Lines containing the string "JSON" are to be collected in full.

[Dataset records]
==================================================

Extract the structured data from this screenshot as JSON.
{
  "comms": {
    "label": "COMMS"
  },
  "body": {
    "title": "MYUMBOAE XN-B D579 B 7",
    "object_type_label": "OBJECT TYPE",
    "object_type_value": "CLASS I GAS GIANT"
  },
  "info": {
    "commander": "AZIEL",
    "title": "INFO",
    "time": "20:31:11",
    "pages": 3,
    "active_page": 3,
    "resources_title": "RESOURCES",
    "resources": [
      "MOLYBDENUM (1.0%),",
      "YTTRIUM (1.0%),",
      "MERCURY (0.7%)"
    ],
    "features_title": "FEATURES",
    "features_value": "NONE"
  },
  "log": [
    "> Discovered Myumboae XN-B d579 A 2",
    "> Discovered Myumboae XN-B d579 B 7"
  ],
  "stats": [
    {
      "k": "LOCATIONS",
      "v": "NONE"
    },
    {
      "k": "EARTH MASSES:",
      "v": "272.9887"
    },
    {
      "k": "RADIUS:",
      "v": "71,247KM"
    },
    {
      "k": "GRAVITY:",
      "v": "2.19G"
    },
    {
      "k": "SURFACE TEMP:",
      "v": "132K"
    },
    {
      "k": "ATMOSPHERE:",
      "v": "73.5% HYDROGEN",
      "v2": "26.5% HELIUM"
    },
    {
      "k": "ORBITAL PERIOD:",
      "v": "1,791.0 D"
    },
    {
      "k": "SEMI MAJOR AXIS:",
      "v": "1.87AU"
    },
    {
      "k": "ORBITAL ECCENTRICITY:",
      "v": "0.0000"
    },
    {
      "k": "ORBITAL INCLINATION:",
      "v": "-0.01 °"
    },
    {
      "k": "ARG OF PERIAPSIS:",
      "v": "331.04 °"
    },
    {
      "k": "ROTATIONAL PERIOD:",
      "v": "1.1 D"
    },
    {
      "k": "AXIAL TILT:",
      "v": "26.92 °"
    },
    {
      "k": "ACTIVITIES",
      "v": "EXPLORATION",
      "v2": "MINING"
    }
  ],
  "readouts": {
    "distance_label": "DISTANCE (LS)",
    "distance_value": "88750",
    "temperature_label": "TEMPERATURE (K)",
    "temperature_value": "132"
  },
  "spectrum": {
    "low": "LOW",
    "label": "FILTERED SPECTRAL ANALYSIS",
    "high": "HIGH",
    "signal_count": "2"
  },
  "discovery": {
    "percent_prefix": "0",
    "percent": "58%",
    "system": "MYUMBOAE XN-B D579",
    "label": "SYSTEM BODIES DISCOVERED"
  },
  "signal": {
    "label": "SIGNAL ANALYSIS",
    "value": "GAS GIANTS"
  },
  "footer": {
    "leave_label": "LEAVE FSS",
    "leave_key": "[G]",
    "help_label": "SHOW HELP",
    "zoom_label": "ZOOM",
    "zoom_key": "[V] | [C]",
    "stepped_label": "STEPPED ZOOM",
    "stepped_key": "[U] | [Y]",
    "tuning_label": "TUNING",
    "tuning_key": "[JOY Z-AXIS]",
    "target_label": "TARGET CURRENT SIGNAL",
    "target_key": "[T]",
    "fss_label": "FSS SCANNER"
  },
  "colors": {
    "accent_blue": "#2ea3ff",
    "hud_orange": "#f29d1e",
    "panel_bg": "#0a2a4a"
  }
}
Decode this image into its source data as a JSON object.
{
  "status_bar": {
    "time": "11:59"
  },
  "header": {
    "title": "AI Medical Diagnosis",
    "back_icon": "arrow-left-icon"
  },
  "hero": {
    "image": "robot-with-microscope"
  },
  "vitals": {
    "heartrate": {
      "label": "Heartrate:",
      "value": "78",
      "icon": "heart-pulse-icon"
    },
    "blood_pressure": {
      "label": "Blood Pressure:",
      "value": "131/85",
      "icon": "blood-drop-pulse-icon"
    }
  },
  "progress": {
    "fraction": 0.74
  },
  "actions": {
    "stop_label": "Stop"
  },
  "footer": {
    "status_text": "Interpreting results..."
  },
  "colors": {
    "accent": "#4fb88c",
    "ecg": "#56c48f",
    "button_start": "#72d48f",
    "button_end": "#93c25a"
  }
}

==================================================

▶ **FULL ANSWER**:
Extract the structured data from this screenshot as JSON.
Decode this image into its source data as a JSON object.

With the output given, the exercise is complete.